Omit the images. Copy each entry word for word.

Start of The data

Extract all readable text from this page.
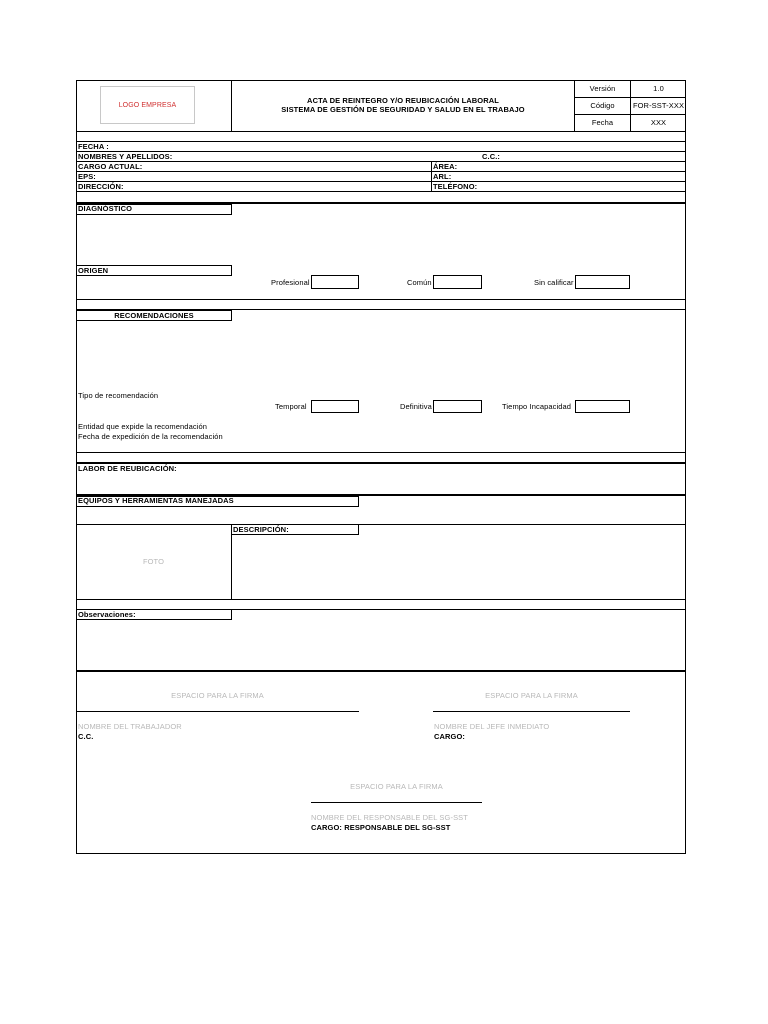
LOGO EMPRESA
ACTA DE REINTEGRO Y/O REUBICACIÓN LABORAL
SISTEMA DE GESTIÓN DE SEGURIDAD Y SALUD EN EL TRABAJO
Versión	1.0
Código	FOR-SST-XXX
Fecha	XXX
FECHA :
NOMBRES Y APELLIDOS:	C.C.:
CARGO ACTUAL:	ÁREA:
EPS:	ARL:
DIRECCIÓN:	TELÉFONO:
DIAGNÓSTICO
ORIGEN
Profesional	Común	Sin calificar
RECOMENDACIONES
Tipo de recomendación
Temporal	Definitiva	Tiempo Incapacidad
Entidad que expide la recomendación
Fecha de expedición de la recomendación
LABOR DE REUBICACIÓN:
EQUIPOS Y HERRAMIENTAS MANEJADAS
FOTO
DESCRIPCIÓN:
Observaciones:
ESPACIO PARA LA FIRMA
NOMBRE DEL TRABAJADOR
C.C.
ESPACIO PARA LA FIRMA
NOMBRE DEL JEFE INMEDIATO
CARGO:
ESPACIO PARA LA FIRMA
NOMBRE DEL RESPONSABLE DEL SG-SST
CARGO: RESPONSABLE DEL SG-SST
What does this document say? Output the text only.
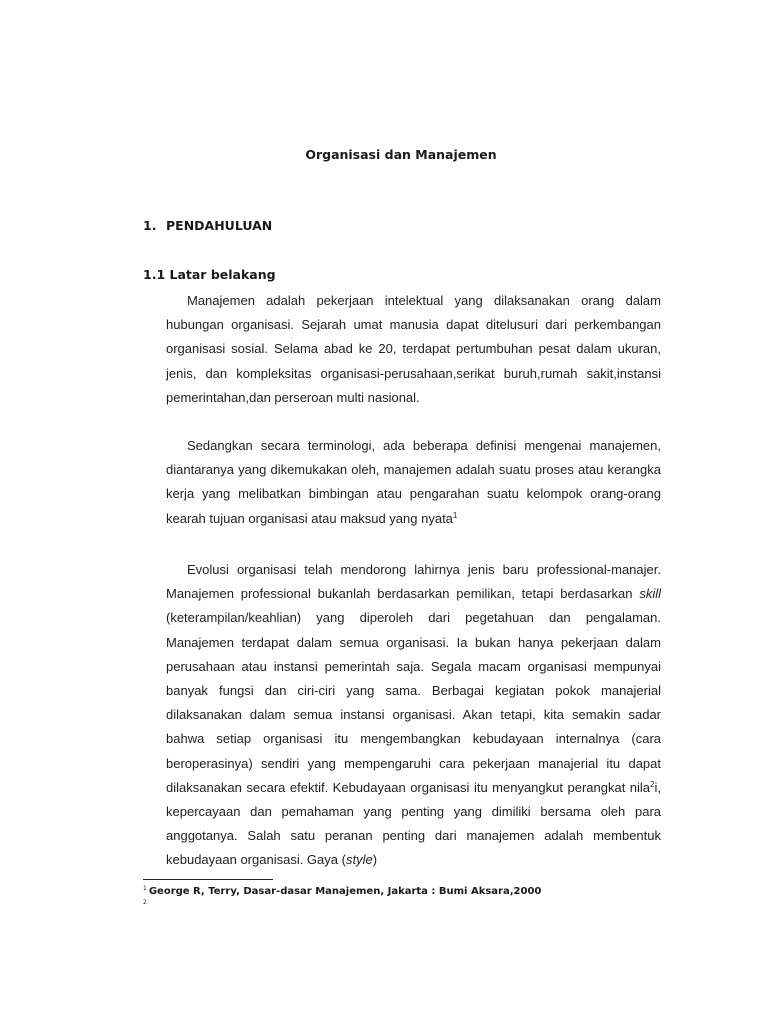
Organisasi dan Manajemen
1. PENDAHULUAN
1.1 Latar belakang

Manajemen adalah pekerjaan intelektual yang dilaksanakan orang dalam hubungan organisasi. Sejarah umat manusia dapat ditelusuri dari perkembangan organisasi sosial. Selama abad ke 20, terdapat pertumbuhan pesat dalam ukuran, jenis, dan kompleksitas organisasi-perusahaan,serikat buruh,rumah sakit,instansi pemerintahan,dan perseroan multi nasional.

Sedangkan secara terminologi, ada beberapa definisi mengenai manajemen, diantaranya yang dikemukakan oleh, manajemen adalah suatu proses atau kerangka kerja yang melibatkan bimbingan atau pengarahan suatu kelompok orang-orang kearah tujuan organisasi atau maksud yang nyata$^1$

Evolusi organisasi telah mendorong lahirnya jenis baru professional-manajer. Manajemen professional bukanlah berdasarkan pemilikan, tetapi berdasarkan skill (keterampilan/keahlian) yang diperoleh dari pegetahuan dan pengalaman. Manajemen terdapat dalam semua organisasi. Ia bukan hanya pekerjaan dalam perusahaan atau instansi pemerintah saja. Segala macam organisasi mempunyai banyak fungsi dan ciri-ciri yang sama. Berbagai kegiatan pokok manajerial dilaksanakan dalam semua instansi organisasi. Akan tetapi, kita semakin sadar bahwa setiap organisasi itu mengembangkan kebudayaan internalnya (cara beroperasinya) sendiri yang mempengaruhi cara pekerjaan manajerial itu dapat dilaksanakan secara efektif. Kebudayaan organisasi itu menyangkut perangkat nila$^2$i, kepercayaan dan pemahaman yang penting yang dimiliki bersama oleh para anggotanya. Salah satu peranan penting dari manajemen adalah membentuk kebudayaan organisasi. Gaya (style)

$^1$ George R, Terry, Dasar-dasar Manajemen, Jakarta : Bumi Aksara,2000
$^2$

End of The data

**Output of the task**
Extract all readable text from this page.
LOGO EMPRESA
ACTA DE REINTEGRO Y/O REUBICACIÓN LABORAL
SISTEMA DE GESTIÓN DE SEGURIDAD Y SALUD EN EL TRABAJO
Versión	1.0
Código	FOR-SST-XXX
Fecha	XXX
FECHA :
NOMBRES Y APELLIDOS:	C.C.:
CARGO ACTUAL:	ÁREA:
EPS:	ARL:
DIRECCIÓN:	TELÉFONO:
DIAGNÓSTICO
ORIGEN
Profesional	Común	Sin calificar
RECOMENDACIONES
Tipo de recomendación
Temporal	Definitiva	Tiempo Incapacidad
Entidad que expide la recomendación
Fecha de expedición de la recomendación
LABOR DE REUBICACIÓN:
EQUIPOS Y HERRAMIENTAS MANEJADAS
FOTO
DESCRIPCIÓN:
Observaciones:
ESPACIO PARA LA FIRMA
NOMBRE DEL TRABAJADOR
C.C.
ESPACIO PARA LA FIRMA
NOMBRE DEL JEFE INMEDIATO
CARGO:
ESPACIO PARA LA FIRMA
NOMBRE DEL RESPONSABLE DEL SG-SST
CARGO: RESPONSABLE DEL SG-SST
What does this document say? Output the text only.
Organisasi dan Manajemen
1. PENDAHULUAN
1.1 Latar belakang

Manajemen adalah pekerjaan intelektual yang dilaksanakan orang dalam hubungan organisasi. Sejarah umat manusia dapat ditelusuri dari perkembangan organisasi sosial. Selama abad ke 20, terdapat pertumbuhan pesat dalam ukuran, jenis, dan kompleksitas organisasi-perusahaan,serikat buruh,rumah sakit,instansi pemerintahan,dan perseroan multi nasional.

Sedangkan secara terminologi, ada beberapa definisi mengenai manajemen, diantaranya yang dikemukakan oleh, manajemen adalah suatu proses atau kerangka kerja yang melibatkan bimbingan atau pengarahan suatu kelompok orang-orang kearah tujuan organisasi atau maksud yang nyata$^1$

Evolusi organisasi telah mendorong lahirnya jenis baru professional-manajer. Manajemen professional bukanlah berdasarkan pemilikan, tetapi berdasarkan skill (keterampilan/keahlian) yang diperoleh dari pegetahuan dan pengalaman. Manajemen terdapat dalam semua organisasi. Ia bukan hanya pekerjaan dalam perusahaan atau instansi pemerintah saja. Segala macam organisasi mempunyai banyak fungsi dan ciri-ciri yang sama. Berbagai kegiatan pokok manajerial dilaksanakan dalam semua instansi organisasi. Akan tetapi, kita semakin sadar bahwa setiap organisasi itu mengembangkan kebudayaan internalnya (cara beroperasinya) sendiri yang mempengaruhi cara pekerjaan manajerial itu dapat dilaksanakan secara efektif. Kebudayaan organisasi itu menyangkut perangkat nila$^2$i, kepercayaan dan pemahaman yang penting yang dimiliki bersama oleh para anggotanya. Salah satu peranan penting dari manajemen adalah membentuk kebudayaan organisasi. Gaya (style)

$^1$ George R, Terry, Dasar-dasar Manajemen, Jakarta : Bumi Aksara,2000
$^2$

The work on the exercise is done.